Stored items
• • •

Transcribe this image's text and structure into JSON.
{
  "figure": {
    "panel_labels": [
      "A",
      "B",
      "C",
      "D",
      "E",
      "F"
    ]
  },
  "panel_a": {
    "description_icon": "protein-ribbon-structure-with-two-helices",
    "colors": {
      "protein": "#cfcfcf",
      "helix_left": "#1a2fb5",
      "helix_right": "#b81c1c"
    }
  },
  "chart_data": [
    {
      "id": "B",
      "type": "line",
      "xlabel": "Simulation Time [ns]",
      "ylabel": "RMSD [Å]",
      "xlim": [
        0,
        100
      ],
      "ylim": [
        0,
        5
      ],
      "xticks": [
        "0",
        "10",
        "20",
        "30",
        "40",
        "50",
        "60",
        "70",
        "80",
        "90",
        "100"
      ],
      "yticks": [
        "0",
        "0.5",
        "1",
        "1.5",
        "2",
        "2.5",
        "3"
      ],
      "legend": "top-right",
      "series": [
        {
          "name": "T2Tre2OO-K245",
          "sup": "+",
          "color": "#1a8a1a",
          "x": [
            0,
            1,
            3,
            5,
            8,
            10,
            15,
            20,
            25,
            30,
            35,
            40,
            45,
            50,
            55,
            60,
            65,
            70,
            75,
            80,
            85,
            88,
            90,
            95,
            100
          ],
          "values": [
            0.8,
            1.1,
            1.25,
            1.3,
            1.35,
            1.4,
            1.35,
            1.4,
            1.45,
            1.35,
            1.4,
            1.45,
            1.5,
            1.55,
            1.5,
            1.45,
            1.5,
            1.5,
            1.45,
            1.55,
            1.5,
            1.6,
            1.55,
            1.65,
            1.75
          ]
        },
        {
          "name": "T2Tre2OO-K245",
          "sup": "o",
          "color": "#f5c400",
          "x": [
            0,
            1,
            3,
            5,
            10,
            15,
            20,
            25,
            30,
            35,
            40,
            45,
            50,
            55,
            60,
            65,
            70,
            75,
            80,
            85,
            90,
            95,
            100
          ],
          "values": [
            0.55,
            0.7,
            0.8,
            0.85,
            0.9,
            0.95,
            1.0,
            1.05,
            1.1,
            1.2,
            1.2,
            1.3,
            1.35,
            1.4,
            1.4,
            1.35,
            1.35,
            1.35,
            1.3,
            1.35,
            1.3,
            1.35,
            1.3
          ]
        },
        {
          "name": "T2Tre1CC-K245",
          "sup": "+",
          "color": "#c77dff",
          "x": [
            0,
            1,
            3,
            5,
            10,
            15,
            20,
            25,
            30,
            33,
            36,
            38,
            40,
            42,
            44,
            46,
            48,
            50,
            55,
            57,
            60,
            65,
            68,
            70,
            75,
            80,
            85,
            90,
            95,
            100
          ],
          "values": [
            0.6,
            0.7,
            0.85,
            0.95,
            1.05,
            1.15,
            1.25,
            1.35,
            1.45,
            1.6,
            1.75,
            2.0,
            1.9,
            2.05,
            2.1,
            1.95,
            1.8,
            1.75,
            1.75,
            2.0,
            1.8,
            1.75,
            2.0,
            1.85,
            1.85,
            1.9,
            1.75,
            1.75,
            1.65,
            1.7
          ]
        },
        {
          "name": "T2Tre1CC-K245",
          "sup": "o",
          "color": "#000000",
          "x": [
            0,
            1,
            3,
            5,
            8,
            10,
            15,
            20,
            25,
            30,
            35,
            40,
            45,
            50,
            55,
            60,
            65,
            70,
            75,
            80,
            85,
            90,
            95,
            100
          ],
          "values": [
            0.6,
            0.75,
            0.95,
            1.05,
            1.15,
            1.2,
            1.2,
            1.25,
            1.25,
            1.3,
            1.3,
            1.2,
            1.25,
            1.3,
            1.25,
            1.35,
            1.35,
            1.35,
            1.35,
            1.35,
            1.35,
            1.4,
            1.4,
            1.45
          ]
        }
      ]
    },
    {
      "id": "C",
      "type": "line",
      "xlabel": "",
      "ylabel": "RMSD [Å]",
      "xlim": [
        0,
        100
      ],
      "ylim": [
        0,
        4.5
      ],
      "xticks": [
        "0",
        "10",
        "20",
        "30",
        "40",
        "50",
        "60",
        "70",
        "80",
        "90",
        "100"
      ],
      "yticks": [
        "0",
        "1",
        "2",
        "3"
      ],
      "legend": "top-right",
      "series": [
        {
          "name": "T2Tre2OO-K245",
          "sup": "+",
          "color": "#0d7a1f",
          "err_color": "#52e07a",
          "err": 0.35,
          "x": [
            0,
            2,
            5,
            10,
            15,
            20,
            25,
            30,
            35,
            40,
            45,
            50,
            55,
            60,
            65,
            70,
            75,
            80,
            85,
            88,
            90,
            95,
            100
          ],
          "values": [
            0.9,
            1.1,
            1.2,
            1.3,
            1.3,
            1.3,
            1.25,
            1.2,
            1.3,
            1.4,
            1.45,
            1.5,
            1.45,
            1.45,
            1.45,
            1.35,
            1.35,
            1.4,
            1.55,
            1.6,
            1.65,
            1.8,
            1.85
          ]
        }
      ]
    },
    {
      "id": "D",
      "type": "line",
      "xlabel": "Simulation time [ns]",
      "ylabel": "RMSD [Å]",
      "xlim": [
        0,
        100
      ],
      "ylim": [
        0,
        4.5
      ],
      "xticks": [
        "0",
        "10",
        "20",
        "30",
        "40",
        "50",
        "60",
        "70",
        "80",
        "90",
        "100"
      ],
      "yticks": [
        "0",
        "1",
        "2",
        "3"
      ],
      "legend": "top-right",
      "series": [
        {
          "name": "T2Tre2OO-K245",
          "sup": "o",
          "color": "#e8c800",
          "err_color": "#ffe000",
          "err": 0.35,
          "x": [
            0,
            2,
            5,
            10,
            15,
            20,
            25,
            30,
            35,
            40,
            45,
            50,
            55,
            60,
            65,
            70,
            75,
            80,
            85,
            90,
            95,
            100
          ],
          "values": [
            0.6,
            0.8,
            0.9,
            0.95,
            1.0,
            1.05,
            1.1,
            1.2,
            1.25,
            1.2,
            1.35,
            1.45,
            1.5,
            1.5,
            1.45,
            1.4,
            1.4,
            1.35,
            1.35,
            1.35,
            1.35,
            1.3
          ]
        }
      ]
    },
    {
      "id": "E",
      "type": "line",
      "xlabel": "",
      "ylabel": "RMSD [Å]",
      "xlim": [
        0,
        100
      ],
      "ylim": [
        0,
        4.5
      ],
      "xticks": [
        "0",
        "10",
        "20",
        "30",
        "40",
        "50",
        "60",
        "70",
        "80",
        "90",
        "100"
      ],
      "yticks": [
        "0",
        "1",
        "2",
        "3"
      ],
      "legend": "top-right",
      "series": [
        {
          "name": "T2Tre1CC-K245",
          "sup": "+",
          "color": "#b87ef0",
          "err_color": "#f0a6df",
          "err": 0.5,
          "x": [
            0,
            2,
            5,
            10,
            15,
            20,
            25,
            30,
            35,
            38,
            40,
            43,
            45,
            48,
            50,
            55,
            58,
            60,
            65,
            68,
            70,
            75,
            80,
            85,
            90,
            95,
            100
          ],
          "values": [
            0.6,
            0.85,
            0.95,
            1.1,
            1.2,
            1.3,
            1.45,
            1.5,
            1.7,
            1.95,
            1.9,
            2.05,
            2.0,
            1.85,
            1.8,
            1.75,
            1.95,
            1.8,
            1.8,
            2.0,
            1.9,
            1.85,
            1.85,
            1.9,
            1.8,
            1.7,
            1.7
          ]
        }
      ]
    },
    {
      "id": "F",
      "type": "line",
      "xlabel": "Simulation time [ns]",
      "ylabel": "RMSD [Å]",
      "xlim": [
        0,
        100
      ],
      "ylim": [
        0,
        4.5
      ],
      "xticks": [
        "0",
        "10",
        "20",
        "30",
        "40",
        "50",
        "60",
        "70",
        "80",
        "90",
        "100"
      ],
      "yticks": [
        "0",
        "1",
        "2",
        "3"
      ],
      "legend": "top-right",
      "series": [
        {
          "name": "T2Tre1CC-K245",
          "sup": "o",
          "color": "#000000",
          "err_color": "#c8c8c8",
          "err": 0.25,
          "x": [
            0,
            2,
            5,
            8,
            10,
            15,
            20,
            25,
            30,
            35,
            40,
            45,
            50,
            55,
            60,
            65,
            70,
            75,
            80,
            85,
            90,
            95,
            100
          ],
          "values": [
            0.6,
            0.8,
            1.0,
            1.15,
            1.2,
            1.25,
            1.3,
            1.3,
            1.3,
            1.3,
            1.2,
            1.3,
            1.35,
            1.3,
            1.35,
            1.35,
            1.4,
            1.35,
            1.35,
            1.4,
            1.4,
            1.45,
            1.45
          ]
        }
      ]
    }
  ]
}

• • •

WORK TO BE COMPLETED
Lines containing the word "protein" are to be pulled from the records and copied.

TASK RESPONSE
    "description_icon": "protein-ribbon-structure-with-two-helices",
      "protein": "#cfcfcf",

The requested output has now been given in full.